§ WRITTEN EXERCISE: Reply with one number: the count of lines in the data that hold the string "whether".

########

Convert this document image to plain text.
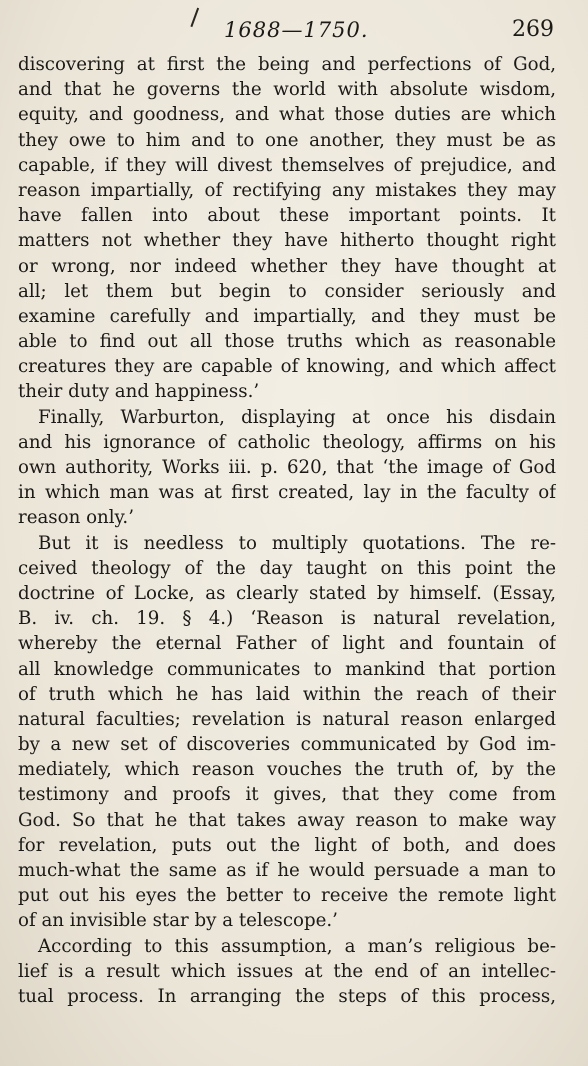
1688—1750.	269
discovering at first the being and perfections of God,
and that he governs the world with absolute wisdom,
equity, and goodness, and what those duties are which
they owe to him and to one another, they must be as
capable, if they will divest themselves of prejudice, and
reason impartially, of rectifying any mistakes they may
have fallen into about these important points. It
matters not whether they have hitherto thought right
or wrong, nor indeed whether they have thought at
all; let them but begin to consider seriously and
examine carefully and impartially, and they must be
able to find out all those truths which as reasonable
creatures they are capable of knowing, and which affect
their duty and happiness.’
Finally, Warburton, displaying at once his disdain
and his ignorance of catholic theology, affirms on his
own authority, Works iii. p. 620, that ‘the image of God
in which man was at first created, lay in the faculty of
reason only.’
But it is needless to multiply quotations. The re-
ceived theology of the day taught on this point the
doctrine of Locke, as clearly stated by himself. (Essay,
B. iv. ch. 19. § 4.) ‘Reason is natural revelation,
whereby the eternal Father of light and fountain of
all knowledge communicates to mankind that portion
of truth which he has laid within the reach of their
natural faculties; revelation is natural reason enlarged
by a new set of discoveries communicated by God im-
mediately, which reason vouches the truth of, by the
testimony and proofs it gives, that they come from
God. So that he that takes away reason to make way
for revelation, puts out the light of both, and does
much-what the same as if he would persuade a man to
put out his eyes the better to receive the remote light
of an invisible star by a telescope.’
According to this assumption, a man’s religious be-
lief is a result which issues at the end of an intellec-
tual process. In arranging the steps of this process,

########

§ OUTPUT OF THE EXERCISE: 2